━━ Records for the task ━━

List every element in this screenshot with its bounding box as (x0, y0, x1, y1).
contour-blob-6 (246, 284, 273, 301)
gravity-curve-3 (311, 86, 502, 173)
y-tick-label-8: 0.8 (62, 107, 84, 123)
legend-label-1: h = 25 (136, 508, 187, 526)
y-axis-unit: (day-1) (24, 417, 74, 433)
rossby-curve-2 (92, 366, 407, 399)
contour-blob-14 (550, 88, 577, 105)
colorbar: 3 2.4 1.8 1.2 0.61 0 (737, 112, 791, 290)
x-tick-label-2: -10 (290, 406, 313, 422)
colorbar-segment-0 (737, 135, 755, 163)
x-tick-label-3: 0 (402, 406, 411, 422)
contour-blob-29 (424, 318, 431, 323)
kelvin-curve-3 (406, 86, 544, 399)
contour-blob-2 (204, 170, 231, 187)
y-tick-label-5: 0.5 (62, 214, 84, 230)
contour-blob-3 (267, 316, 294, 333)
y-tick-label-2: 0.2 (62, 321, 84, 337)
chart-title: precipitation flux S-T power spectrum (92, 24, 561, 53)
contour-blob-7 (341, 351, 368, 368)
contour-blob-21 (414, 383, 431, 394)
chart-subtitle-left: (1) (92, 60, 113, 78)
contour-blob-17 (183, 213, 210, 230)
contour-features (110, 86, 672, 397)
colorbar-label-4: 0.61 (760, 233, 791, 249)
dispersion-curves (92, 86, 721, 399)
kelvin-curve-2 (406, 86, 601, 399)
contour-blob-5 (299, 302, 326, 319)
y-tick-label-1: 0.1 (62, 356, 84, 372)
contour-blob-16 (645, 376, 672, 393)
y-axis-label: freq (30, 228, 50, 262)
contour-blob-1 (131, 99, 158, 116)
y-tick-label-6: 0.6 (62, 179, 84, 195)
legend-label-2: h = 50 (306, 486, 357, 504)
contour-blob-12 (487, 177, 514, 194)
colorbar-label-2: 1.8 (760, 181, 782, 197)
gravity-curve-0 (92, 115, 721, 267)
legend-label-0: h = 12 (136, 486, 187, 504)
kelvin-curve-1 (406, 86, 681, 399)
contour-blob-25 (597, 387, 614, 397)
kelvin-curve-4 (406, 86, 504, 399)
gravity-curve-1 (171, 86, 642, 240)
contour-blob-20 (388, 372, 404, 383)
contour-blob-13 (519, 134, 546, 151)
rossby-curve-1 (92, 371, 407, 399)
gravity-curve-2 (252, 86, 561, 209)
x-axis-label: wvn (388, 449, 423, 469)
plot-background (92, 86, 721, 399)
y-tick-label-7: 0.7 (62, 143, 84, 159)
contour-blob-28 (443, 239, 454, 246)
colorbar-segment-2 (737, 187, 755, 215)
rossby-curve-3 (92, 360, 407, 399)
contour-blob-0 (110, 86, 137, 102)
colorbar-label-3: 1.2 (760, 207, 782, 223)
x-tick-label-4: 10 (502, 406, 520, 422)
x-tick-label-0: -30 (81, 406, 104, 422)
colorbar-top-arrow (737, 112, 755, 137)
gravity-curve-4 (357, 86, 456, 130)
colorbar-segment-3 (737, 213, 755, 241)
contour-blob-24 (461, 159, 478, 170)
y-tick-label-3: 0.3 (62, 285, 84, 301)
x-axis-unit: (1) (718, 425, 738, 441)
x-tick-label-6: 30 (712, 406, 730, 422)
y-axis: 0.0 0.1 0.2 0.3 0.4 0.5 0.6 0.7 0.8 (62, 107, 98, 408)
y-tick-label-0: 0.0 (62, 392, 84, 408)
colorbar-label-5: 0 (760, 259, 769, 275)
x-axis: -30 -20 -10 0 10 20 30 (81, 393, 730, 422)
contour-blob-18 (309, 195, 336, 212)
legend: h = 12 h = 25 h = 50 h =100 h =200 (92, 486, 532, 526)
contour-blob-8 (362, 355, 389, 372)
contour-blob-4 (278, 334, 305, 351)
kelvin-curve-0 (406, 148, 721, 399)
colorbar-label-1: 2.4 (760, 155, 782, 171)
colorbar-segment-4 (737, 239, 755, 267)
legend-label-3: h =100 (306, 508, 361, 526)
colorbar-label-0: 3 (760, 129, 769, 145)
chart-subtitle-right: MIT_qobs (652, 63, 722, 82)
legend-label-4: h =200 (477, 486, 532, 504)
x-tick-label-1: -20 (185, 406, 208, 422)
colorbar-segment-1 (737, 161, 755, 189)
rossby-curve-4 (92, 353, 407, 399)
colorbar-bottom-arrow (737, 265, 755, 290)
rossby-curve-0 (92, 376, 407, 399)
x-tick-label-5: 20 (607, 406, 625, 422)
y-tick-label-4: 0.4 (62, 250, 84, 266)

━━━

## Exercise brief
Reproduce every line of the listing above without any change.

## Answer to this task
List every element in this screenshot with its bounding box as (x0, y0, x1, y1).
contour-blob-6 (246, 284, 273, 301)
gravity-curve-3 (311, 86, 502, 173)
y-tick-label-8: 0.8 (62, 107, 84, 123)
legend-label-1: h = 25 (136, 508, 187, 526)
y-axis-unit: (day-1) (24, 417, 74, 433)
rossby-curve-2 (92, 366, 407, 399)
contour-blob-14 (550, 88, 577, 105)
colorbar: 3 2.4 1.8 1.2 0.61 0 (737, 112, 791, 290)
x-tick-label-2: -10 (290, 406, 313, 422)
colorbar-segment-0 (737, 135, 755, 163)
x-tick-label-3: 0 (402, 406, 411, 422)
contour-blob-29 (424, 318, 431, 323)
kelvin-curve-3 (406, 86, 544, 399)
contour-blob-2 (204, 170, 231, 187)
y-tick-label-5: 0.5 (62, 214, 84, 230)
contour-blob-3 (267, 316, 294, 333)
y-tick-label-2: 0.2 (62, 321, 84, 337)
chart-title: precipitation flux S-T power spectrum (92, 24, 561, 53)
contour-blob-7 (341, 351, 368, 368)
contour-blob-21 (414, 383, 431, 394)
chart-subtitle-left: (1) (92, 60, 113, 78)
contour-blob-17 (183, 213, 210, 230)
contour-features (110, 86, 672, 397)
colorbar-label-4: 0.61 (760, 233, 791, 249)
dispersion-curves (92, 86, 721, 399)
kelvin-curve-2 (406, 86, 601, 399)
contour-blob-5 (299, 302, 326, 319)
y-tick-label-1: 0.1 (62, 356, 84, 372)
contour-blob-16 (645, 376, 672, 393)
y-axis-label: freq (30, 228, 50, 262)
contour-blob-1 (131, 99, 158, 116)
y-tick-label-6: 0.6 (62, 179, 84, 195)
legend-label-2: h = 50 (306, 486, 357, 504)
contour-blob-12 (487, 177, 514, 194)
colorbar-label-2: 1.8 (760, 181, 782, 197)
gravity-curve-0 (92, 115, 721, 267)
legend-label-0: h = 12 (136, 486, 187, 504)
kelvin-curve-1 (406, 86, 681, 399)
contour-blob-25 (597, 387, 614, 397)
kelvin-curve-4 (406, 86, 504, 399)
gravity-curve-1 (171, 86, 642, 240)
contour-blob-20 (388, 372, 404, 383)
contour-blob-13 (519, 134, 546, 151)
rossby-curve-1 (92, 371, 407, 399)
gravity-curve-2 (252, 86, 561, 209)
x-axis-label: wvn (388, 449, 423, 469)
plot-background (92, 86, 721, 399)
y-tick-label-7: 0.7 (62, 143, 84, 159)
contour-blob-28 (443, 239, 454, 246)
colorbar-segment-2 (737, 187, 755, 215)
rossby-curve-3 (92, 360, 407, 399)
contour-blob-0 (110, 86, 137, 102)
colorbar-label-3: 1.2 (760, 207, 782, 223)
x-tick-label-4: 10 (502, 406, 520, 422)
x-tick-label-0: -30 (81, 406, 104, 422)
colorbar-top-arrow (737, 112, 755, 137)
gravity-curve-4 (357, 86, 456, 130)
colorbar-segment-3 (737, 213, 755, 241)
contour-blob-24 (461, 159, 478, 170)
y-tick-label-3: 0.3 (62, 285, 84, 301)
x-axis-unit: (1) (718, 425, 738, 441)
x-tick-label-6: 30 (712, 406, 730, 422)
y-axis: 0.0 0.1 0.2 0.3 0.4 0.5 0.6 0.7 0.8 (62, 107, 98, 408)
y-tick-label-0: 0.0 (62, 392, 84, 408)
colorbar-label-5: 0 (760, 259, 769, 275)
x-axis: -30 -20 -10 0 10 20 30 (81, 393, 730, 422)
contour-blob-18 (309, 195, 336, 212)
legend: h = 12 h = 25 h = 50 h =100 h =200 (92, 486, 532, 526)
contour-blob-8 (362, 355, 389, 372)
contour-blob-4 (278, 334, 305, 351)
kelvin-curve-0 (406, 148, 721, 399)
colorbar-label-1: 2.4 (760, 155, 782, 171)
colorbar-segment-4 (737, 239, 755, 267)
legend-label-3: h =100 (306, 508, 361, 526)
colorbar-label-0: 3 (760, 129, 769, 145)
chart-subtitle-right: MIT_qobs (652, 63, 722, 82)
legend-label-4: h =200 (477, 486, 532, 504)
x-tick-label-1: -20 (185, 406, 208, 422)
colorbar-segment-1 (737, 161, 755, 189)
rossby-curve-4 (92, 353, 407, 399)
colorbar-bottom-arrow (737, 265, 755, 290)
rossby-curve-0 (92, 376, 407, 399)
x-tick-label-5: 20 (607, 406, 625, 422)
y-tick-label-4: 0.4 (62, 250, 84, 266)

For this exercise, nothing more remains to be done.